• _Given entries_
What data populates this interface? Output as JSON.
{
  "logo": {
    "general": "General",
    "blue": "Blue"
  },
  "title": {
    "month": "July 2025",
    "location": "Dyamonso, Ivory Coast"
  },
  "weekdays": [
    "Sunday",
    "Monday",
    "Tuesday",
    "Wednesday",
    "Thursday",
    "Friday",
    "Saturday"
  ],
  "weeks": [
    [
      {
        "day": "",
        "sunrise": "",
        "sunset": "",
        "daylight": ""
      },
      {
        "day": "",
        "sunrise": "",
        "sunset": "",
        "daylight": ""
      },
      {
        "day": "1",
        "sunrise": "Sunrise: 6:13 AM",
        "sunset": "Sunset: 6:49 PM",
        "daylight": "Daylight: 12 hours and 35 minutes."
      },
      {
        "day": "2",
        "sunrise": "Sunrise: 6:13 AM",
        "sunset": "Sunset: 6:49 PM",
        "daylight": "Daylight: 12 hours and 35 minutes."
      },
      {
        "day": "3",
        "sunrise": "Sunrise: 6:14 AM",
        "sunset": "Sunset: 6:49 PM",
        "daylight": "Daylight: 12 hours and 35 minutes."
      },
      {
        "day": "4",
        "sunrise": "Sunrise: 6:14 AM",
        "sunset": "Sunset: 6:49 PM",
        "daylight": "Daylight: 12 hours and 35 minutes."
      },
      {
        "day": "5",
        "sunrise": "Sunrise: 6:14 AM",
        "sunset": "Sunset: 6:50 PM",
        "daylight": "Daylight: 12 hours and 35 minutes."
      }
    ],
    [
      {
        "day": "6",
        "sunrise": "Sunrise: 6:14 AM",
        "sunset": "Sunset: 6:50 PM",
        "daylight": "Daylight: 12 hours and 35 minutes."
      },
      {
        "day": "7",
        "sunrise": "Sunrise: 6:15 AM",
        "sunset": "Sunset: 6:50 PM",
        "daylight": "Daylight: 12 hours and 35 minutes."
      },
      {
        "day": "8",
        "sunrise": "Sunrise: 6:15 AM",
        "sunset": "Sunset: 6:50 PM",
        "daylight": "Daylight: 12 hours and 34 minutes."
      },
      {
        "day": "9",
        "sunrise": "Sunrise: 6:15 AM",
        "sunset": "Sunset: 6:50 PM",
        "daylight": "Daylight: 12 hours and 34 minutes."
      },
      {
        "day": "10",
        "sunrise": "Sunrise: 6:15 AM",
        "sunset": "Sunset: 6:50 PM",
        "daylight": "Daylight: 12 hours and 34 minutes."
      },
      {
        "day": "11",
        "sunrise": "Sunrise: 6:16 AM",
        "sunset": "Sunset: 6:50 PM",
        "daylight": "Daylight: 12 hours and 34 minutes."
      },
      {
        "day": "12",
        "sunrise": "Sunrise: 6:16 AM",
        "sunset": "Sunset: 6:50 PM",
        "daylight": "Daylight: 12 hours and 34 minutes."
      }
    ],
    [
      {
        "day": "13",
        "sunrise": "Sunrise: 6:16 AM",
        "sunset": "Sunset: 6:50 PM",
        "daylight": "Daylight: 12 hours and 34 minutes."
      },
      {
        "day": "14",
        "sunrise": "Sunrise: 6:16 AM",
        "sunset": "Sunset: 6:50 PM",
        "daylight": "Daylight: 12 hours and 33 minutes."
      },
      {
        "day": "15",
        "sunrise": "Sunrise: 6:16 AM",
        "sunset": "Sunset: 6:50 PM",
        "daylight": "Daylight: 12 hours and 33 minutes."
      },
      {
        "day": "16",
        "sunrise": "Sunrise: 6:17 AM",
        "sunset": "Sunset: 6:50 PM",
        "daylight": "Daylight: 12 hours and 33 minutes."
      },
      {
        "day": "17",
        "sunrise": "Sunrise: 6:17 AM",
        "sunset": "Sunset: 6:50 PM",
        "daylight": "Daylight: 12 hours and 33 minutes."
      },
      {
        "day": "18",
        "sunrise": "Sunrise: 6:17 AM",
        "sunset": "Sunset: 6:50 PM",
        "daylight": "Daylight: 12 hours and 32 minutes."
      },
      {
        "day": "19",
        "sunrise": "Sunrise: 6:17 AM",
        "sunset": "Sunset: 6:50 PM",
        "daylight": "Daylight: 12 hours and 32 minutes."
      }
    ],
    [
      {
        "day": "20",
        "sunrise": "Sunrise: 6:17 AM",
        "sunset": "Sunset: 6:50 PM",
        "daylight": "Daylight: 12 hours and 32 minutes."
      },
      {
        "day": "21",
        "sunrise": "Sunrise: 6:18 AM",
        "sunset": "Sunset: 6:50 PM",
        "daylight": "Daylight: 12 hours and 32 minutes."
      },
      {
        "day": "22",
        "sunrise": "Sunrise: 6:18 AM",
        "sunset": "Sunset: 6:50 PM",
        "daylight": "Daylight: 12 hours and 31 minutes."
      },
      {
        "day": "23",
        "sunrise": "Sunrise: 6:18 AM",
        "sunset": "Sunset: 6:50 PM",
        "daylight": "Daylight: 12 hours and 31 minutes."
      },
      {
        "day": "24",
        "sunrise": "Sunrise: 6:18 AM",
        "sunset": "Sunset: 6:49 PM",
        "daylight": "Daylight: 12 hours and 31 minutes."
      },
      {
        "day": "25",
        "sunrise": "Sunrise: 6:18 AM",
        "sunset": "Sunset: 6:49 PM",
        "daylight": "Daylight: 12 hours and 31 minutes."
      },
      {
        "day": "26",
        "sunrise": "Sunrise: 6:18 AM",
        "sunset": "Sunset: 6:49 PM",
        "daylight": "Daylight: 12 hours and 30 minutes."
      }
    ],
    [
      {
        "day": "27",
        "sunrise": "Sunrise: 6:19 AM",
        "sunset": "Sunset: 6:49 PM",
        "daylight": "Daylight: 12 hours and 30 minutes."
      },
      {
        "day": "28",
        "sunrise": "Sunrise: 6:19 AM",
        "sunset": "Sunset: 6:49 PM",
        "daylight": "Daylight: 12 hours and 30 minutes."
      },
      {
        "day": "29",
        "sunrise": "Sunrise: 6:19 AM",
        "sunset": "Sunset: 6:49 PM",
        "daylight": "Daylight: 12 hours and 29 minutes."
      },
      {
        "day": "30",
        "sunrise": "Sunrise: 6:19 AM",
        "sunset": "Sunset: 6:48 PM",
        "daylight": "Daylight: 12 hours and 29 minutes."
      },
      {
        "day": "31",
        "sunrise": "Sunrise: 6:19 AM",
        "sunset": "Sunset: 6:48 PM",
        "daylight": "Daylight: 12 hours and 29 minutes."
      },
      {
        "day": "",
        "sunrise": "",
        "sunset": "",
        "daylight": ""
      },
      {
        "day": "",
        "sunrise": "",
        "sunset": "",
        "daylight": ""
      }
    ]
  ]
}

• _Short exercise_
Transcribe the material above word for word.

• _Written answer_
What data populates this interface? Output as JSON.
{
  "logo": {
    "general": "General",
    "blue": "Blue"
  },
  "title": {
    "month": "July 2025",
    "location": "Dyamonso, Ivory Coast"
  },
  "weekdays": [
    "Sunday",
    "Monday",
    "Tuesday",
    "Wednesday",
    "Thursday",
    "Friday",
    "Saturday"
  ],
  "weeks": [
    [
      {
        "day": "",
        "sunrise": "",
        "sunset": "",
        "daylight": ""
      },
      {
        "day": "",
        "sunrise": "",
        "sunset": "",
        "daylight": ""
      },
      {
        "day": "1",
        "sunrise": "Sunrise: 6:13 AM",
        "sunset": "Sunset: 6:49 PM",
        "daylight": "Daylight: 12 hours and 35 minutes."
      },
      {
        "day": "2",
        "sunrise": "Sunrise: 6:13 AM",
        "sunset": "Sunset: 6:49 PM",
        "daylight": "Daylight: 12 hours and 35 minutes."
      },
      {
        "day": "3",
        "sunrise": "Sunrise: 6:14 AM",
        "sunset": "Sunset: 6:49 PM",
        "daylight": "Daylight: 12 hours and 35 minutes."
      },
      {
        "day": "4",
        "sunrise": "Sunrise: 6:14 AM",
        "sunset": "Sunset: 6:49 PM",
        "daylight": "Daylight: 12 hours and 35 minutes."
      },
      {
        "day": "5",
        "sunrise": "Sunrise: 6:14 AM",
        "sunset": "Sunset: 6:50 PM",
        "daylight": "Daylight: 12 hours and 35 minutes."
      }
    ],
    [
      {
        "day": "6",
        "sunrise": "Sunrise: 6:14 AM",
        "sunset": "Sunset: 6:50 PM",
        "daylight": "Daylight: 12 hours and 35 minutes."
      },
      {
        "day": "7",
        "sunrise": "Sunrise: 6:15 AM",
        "sunset": "Sunset: 6:50 PM",
        "daylight": "Daylight: 12 hours and 35 minutes."
      },
      {
        "day": "8",
        "sunrise": "Sunrise: 6:15 AM",
        "sunset": "Sunset: 6:50 PM",
        "daylight": "Daylight: 12 hours and 34 minutes."
      },
      {
        "day": "9",
        "sunrise": "Sunrise: 6:15 AM",
        "sunset": "Sunset: 6:50 PM",
        "daylight": "Daylight: 12 hours and 34 minutes."
      },
      {
        "day": "10",
        "sunrise": "Sunrise: 6:15 AM",
        "sunset": "Sunset: 6:50 PM",
        "daylight": "Daylight: 12 hours and 34 minutes."
      },
      {
        "day": "11",
        "sunrise": "Sunrise: 6:16 AM",
        "sunset": "Sunset: 6:50 PM",
        "daylight": "Daylight: 12 hours and 34 minutes."
      },
      {
        "day": "12",
        "sunrise": "Sunrise: 6:16 AM",
        "sunset": "Sunset: 6:50 PM",
        "daylight": "Daylight: 12 hours and 34 minutes."
      }
    ],
    [
      {
        "day": "13",
        "sunrise": "Sunrise: 6:16 AM",
        "sunset": "Sunset: 6:50 PM",
        "daylight": "Daylight: 12 hours and 34 minutes."
      },
      {
        "day": "14",
        "sunrise": "Sunrise: 6:16 AM",
        "sunset": "Sunset: 6:50 PM",
        "daylight": "Daylight: 12 hours and 33 minutes."
      },
      {
        "day": "15",
        "sunrise": "Sunrise: 6:16 AM",
        "sunset": "Sunset: 6:50 PM",
        "daylight": "Daylight: 12 hours and 33 minutes."
      },
      {
        "day": "16",
        "sunrise": "Sunrise: 6:17 AM",
        "sunset": "Sunset: 6:50 PM",
        "daylight": "Daylight: 12 hours and 33 minutes."
      },
      {
        "day": "17",
        "sunrise": "Sunrise: 6:17 AM",
        "sunset": "Sunset: 6:50 PM",
        "daylight": "Daylight: 12 hours and 33 minutes."
      },
      {
        "day": "18",
        "sunrise": "Sunrise: 6:17 AM",
        "sunset": "Sunset: 6:50 PM",
        "daylight": "Daylight: 12 hours and 32 minutes."
      },
      {
        "day": "19",
        "sunrise": "Sunrise: 6:17 AM",
        "sunset": "Sunset: 6:50 PM",
        "daylight": "Daylight: 12 hours and 32 minutes."
      }
    ],
    [
      {
        "day": "20",
        "sunrise": "Sunrise: 6:17 AM",
        "sunset": "Sunset: 6:50 PM",
        "daylight": "Daylight: 12 hours and 32 minutes."
      },
      {
        "day": "21",
        "sunrise": "Sunrise: 6:18 AM",
        "sunset": "Sunset: 6:50 PM",
        "daylight": "Daylight: 12 hours and 32 minutes."
      },
      {
        "day": "22",
        "sunrise": "Sunrise: 6:18 AM",
        "sunset": "Sunset: 6:50 PM",
        "daylight": "Daylight: 12 hours and 31 minutes."
      },
      {
        "day": "23",
        "sunrise": "Sunrise: 6:18 AM",
        "sunset": "Sunset: 6:50 PM",
        "daylight": "Daylight: 12 hours and 31 minutes."
      },
      {
        "day": "24",
        "sunrise": "Sunrise: 6:18 AM",
        "sunset": "Sunset: 6:49 PM",
        "daylight": "Daylight: 12 hours and 31 minutes."
      },
      {
        "day": "25",
        "sunrise": "Sunrise: 6:18 AM",
        "sunset": "Sunset: 6:49 PM",
        "daylight": "Daylight: 12 hours and 31 minutes."
      },
      {
        "day": "26",
        "sunrise": "Sunrise: 6:18 AM",
        "sunset": "Sunset: 6:49 PM",
        "daylight": "Daylight: 12 hours and 30 minutes."
      }
    ],
    [
      {
        "day": "27",
        "sunrise": "Sunrise: 6:19 AM",
        "sunset": "Sunset: 6:49 PM",
        "daylight": "Daylight: 12 hours and 30 minutes."
      },
      {
        "day": "28",
        "sunrise": "Sunrise: 6:19 AM",
        "sunset": "Sunset: 6:49 PM",
        "daylight": "Daylight: 12 hours and 30 minutes."
      },
      {
        "day": "29",
        "sunrise": "Sunrise: 6:19 AM",
        "sunset": "Sunset: 6:49 PM",
        "daylight": "Daylight: 12 hours and 29 minutes."
      },
      {
        "day": "30",
        "sunrise": "Sunrise: 6:19 AM",
        "sunset": "Sunset: 6:48 PM",
        "daylight": "Daylight: 12 hours and 29 minutes."
      },
      {
        "day": "31",
        "sunrise": "Sunrise: 6:19 AM",
        "sunset": "Sunset: 6:48 PM",
        "daylight": "Daylight: 12 hours and 29 minutes."
      },
      {
        "day": "",
        "sunrise": "",
        "sunset": "",
        "daylight": ""
      },
      {
        "day": "",
        "sunrise": "",
        "sunset": "",
        "daylight": ""
      }
    ]
  ]
}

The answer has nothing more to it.